• Task inputs
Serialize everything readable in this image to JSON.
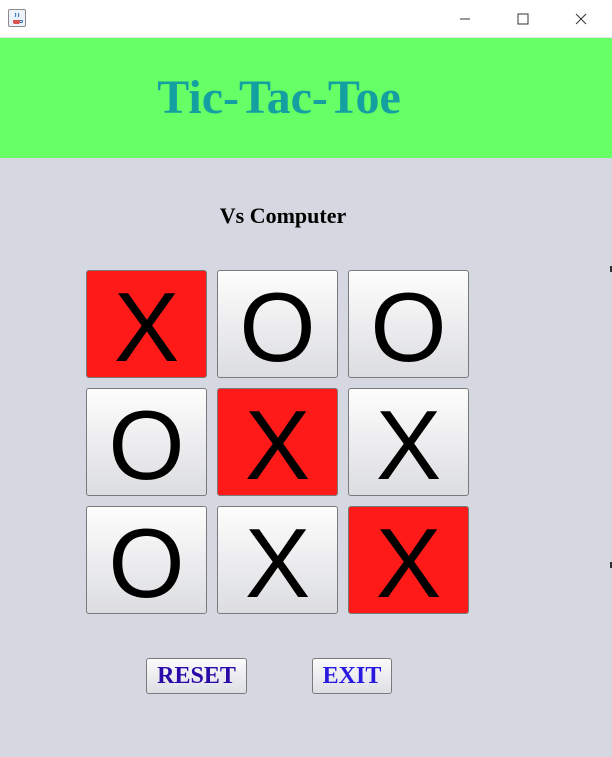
{
  "app": {
    "title": "Tic-Tac-Toe",
    "mode": "Vs Computer"
  },
  "window": {
    "icon": "java-app-icon",
    "controls": [
      "minimize-icon",
      "maximize-icon",
      "close-icon"
    ]
  },
  "board": {
    "cells": [
      {
        "mark": "X",
        "highlighted": true
      },
      {
        "mark": "O",
        "highlighted": false
      },
      {
        "mark": "O",
        "highlighted": false
      },
      {
        "mark": "O",
        "highlighted": false
      },
      {
        "mark": "X",
        "highlighted": true
      },
      {
        "mark": "X",
        "highlighted": false
      },
      {
        "mark": "O",
        "highlighted": false
      },
      {
        "mark": "X",
        "highlighted": false
      },
      {
        "mark": "X",
        "highlighted": true
      }
    ]
  },
  "buttons": {
    "reset": "RESET",
    "exit": "EXIT"
  },
  "colors": {
    "banner": "#66ff66",
    "title": "#14a0a0",
    "background": "#d5d8e1",
    "highlight": "#ff1a1a",
    "reset_text": "#2a0aa8",
    "exit_text": "#2a1ae0"
  }
}
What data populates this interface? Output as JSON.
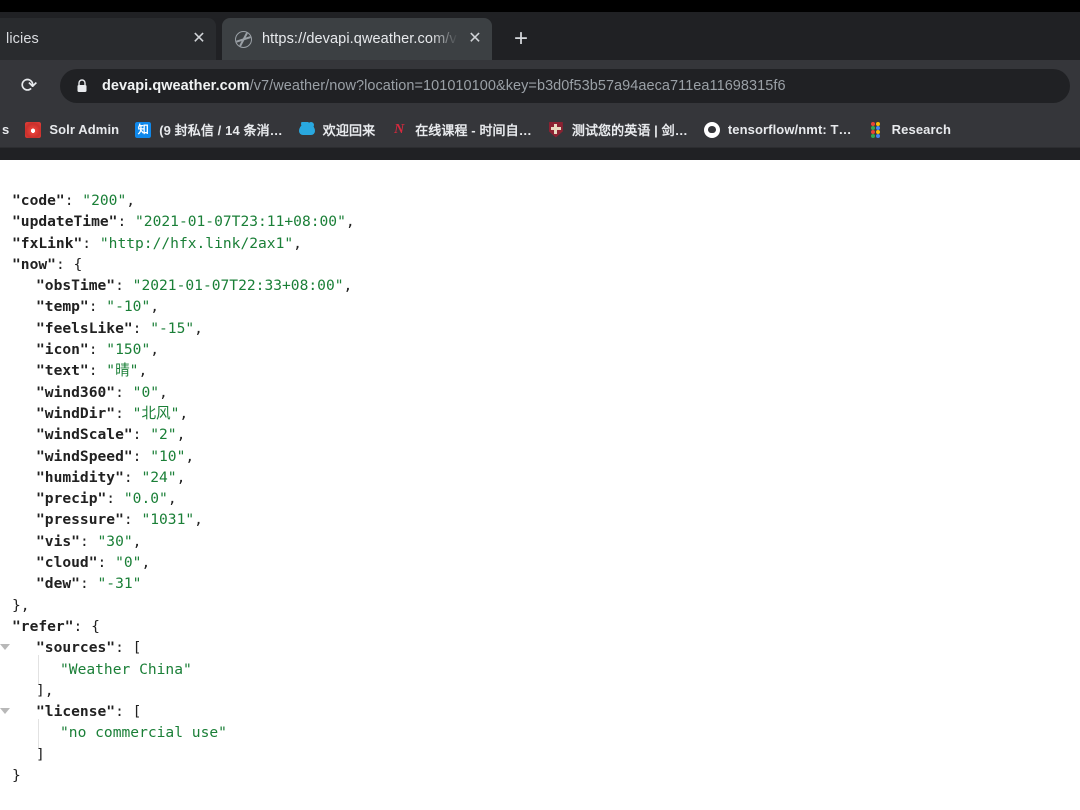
{
  "browser": {
    "tabs": [
      {
        "title": "licies",
        "favicon": "none",
        "active": false,
        "close_label": "✕"
      },
      {
        "title": "https://devapi.qweather.com/v",
        "favicon": "globe-icon",
        "active": true,
        "close_label": "✕"
      }
    ],
    "new_tab_label": "+",
    "reload_label": "⟳",
    "omnibox": {
      "lock_icon": "lock-icon",
      "domain": "devapi.qweather.com",
      "path": "/v7/weather/now?location=101010100&key=b3d0f53b57a94aeca711ea11698315f6"
    },
    "bookmarks": [
      {
        "label": "s",
        "icon": "clipped-icon"
      },
      {
        "label": "Solr Admin",
        "icon": "solr-icon"
      },
      {
        "label": "(9 封私信 / 14 条消…",
        "icon": "zhihu-icon",
        "icon_text": "知"
      },
      {
        "label": "欢迎回来",
        "icon": "cloud-icon"
      },
      {
        "label": "在线课程 - 时间自…",
        "icon": "netease-icon",
        "icon_text": "N"
      },
      {
        "label": "测试您的英语 | 剑…",
        "icon": "cambridge-shield-icon"
      },
      {
        "label": "tensorflow/nmt: T…",
        "icon": "github-icon"
      },
      {
        "label": "Research",
        "icon": "dots-icon"
      }
    ]
  },
  "page": {
    "content_type": "json-viewer",
    "json_lines": [
      {
        "indent": 0,
        "triangle": false,
        "parts": [
          {
            "t": "\"code\"",
            "c": "k"
          },
          {
            "t": ": ",
            "c": "p"
          },
          {
            "t": "\"200\"",
            "c": "s"
          },
          {
            "t": ",",
            "c": "p"
          }
        ]
      },
      {
        "indent": 0,
        "triangle": false,
        "parts": [
          {
            "t": "\"updateTime\"",
            "c": "k"
          },
          {
            "t": ": ",
            "c": "p"
          },
          {
            "t": "\"2021-01-07T23:11+08:00\"",
            "c": "s"
          },
          {
            "t": ",",
            "c": "p"
          }
        ]
      },
      {
        "indent": 0,
        "triangle": false,
        "parts": [
          {
            "t": "\"fxLink\"",
            "c": "k"
          },
          {
            "t": ": ",
            "c": "p"
          },
          {
            "t": "\"http://hfx.link/2ax1\"",
            "c": "s"
          },
          {
            "t": ",",
            "c": "p"
          }
        ]
      },
      {
        "indent": 0,
        "triangle": false,
        "parts": [
          {
            "t": "\"now\"",
            "c": "k"
          },
          {
            "t": ": {",
            "c": "p"
          }
        ]
      },
      {
        "indent": 1,
        "triangle": false,
        "parts": [
          {
            "t": "\"obsTime\"",
            "c": "k"
          },
          {
            "t": ": ",
            "c": "p"
          },
          {
            "t": "\"2021-01-07T22:33+08:00\"",
            "c": "s"
          },
          {
            "t": ",",
            "c": "p"
          }
        ]
      },
      {
        "indent": 1,
        "triangle": false,
        "parts": [
          {
            "t": "\"temp\"",
            "c": "k"
          },
          {
            "t": ": ",
            "c": "p"
          },
          {
            "t": "\"-10\"",
            "c": "s"
          },
          {
            "t": ",",
            "c": "p"
          }
        ]
      },
      {
        "indent": 1,
        "triangle": false,
        "parts": [
          {
            "t": "\"feelsLike\"",
            "c": "k"
          },
          {
            "t": ": ",
            "c": "p"
          },
          {
            "t": "\"-15\"",
            "c": "s"
          },
          {
            "t": ",",
            "c": "p"
          }
        ]
      },
      {
        "indent": 1,
        "triangle": false,
        "parts": [
          {
            "t": "\"icon\"",
            "c": "k"
          },
          {
            "t": ": ",
            "c": "p"
          },
          {
            "t": "\"150\"",
            "c": "s"
          },
          {
            "t": ",",
            "c": "p"
          }
        ]
      },
      {
        "indent": 1,
        "triangle": false,
        "parts": [
          {
            "t": "\"text\"",
            "c": "k"
          },
          {
            "t": ": ",
            "c": "p"
          },
          {
            "t": "\"晴\"",
            "c": "s"
          },
          {
            "t": ",",
            "c": "p"
          }
        ]
      },
      {
        "indent": 1,
        "triangle": false,
        "parts": [
          {
            "t": "\"wind360\"",
            "c": "k"
          },
          {
            "t": ": ",
            "c": "p"
          },
          {
            "t": "\"0\"",
            "c": "s"
          },
          {
            "t": ",",
            "c": "p"
          }
        ]
      },
      {
        "indent": 1,
        "triangle": false,
        "parts": [
          {
            "t": "\"windDir\"",
            "c": "k"
          },
          {
            "t": ": ",
            "c": "p"
          },
          {
            "t": "\"北风\"",
            "c": "s"
          },
          {
            "t": ",",
            "c": "p"
          }
        ]
      },
      {
        "indent": 1,
        "triangle": false,
        "parts": [
          {
            "t": "\"windScale\"",
            "c": "k"
          },
          {
            "t": ": ",
            "c": "p"
          },
          {
            "t": "\"2\"",
            "c": "s"
          },
          {
            "t": ",",
            "c": "p"
          }
        ]
      },
      {
        "indent": 1,
        "triangle": false,
        "parts": [
          {
            "t": "\"windSpeed\"",
            "c": "k"
          },
          {
            "t": ": ",
            "c": "p"
          },
          {
            "t": "\"10\"",
            "c": "s"
          },
          {
            "t": ",",
            "c": "p"
          }
        ]
      },
      {
        "indent": 1,
        "triangle": false,
        "parts": [
          {
            "t": "\"humidity\"",
            "c": "k"
          },
          {
            "t": ": ",
            "c": "p"
          },
          {
            "t": "\"24\"",
            "c": "s"
          },
          {
            "t": ",",
            "c": "p"
          }
        ]
      },
      {
        "indent": 1,
        "triangle": false,
        "parts": [
          {
            "t": "\"precip\"",
            "c": "k"
          },
          {
            "t": ": ",
            "c": "p"
          },
          {
            "t": "\"0.0\"",
            "c": "s"
          },
          {
            "t": ",",
            "c": "p"
          }
        ]
      },
      {
        "indent": 1,
        "triangle": false,
        "parts": [
          {
            "t": "\"pressure\"",
            "c": "k"
          },
          {
            "t": ": ",
            "c": "p"
          },
          {
            "t": "\"1031\"",
            "c": "s"
          },
          {
            "t": ",",
            "c": "p"
          }
        ]
      },
      {
        "indent": 1,
        "triangle": false,
        "parts": [
          {
            "t": "\"vis\"",
            "c": "k"
          },
          {
            "t": ": ",
            "c": "p"
          },
          {
            "t": "\"30\"",
            "c": "s"
          },
          {
            "t": ",",
            "c": "p"
          }
        ]
      },
      {
        "indent": 1,
        "triangle": false,
        "parts": [
          {
            "t": "\"cloud\"",
            "c": "k"
          },
          {
            "t": ": ",
            "c": "p"
          },
          {
            "t": "\"0\"",
            "c": "s"
          },
          {
            "t": ",",
            "c": "p"
          }
        ]
      },
      {
        "indent": 1,
        "triangle": false,
        "parts": [
          {
            "t": "\"dew\"",
            "c": "k"
          },
          {
            "t": ": ",
            "c": "p"
          },
          {
            "t": "\"-31\"",
            "c": "s"
          }
        ]
      },
      {
        "indent": 0,
        "triangle": false,
        "parts": [
          {
            "t": "},",
            "c": "p"
          }
        ]
      },
      {
        "indent": 0,
        "triangle": false,
        "parts": [
          {
            "t": "\"refer\"",
            "c": "k"
          },
          {
            "t": ": {",
            "c": "p"
          }
        ]
      },
      {
        "indent": 1,
        "triangle": true,
        "parts": [
          {
            "t": "\"sources\"",
            "c": "k"
          },
          {
            "t": ": [",
            "c": "p"
          }
        ]
      },
      {
        "indent": 2,
        "triangle": false,
        "parts": [
          {
            "t": "\"Weather China\"",
            "c": "s"
          }
        ]
      },
      {
        "indent": 1,
        "triangle": false,
        "parts": [
          {
            "t": "],",
            "c": "p"
          }
        ]
      },
      {
        "indent": 1,
        "triangle": true,
        "parts": [
          {
            "t": "\"license\"",
            "c": "k"
          },
          {
            "t": ": [",
            "c": "p"
          }
        ]
      },
      {
        "indent": 2,
        "triangle": false,
        "parts": [
          {
            "t": "\"no commercial use\"",
            "c": "s"
          }
        ]
      },
      {
        "indent": 1,
        "triangle": false,
        "parts": [
          {
            "t": "]",
            "c": "p"
          }
        ]
      },
      {
        "indent": 0,
        "triangle": false,
        "parts": [
          {
            "t": "}",
            "c": "p"
          }
        ]
      }
    ]
  },
  "colors": {
    "chrome_bg": "#202124",
    "toolbar_bg": "#35363a",
    "active_tab_bg": "#3c4043",
    "inactive_tab_bg": "#292b2e",
    "json_key": "#212121",
    "json_string": "#1a7f37",
    "page_bg": "#ffffff",
    "zhihu_blue": "#0f88eb"
  }
}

• What is required
Among the lines of the material, find those that hold the word "devapi" and copy them.

• Response
        "title": "https://devapi.qweather.com/v",
      "domain": "devapi.qweather.com",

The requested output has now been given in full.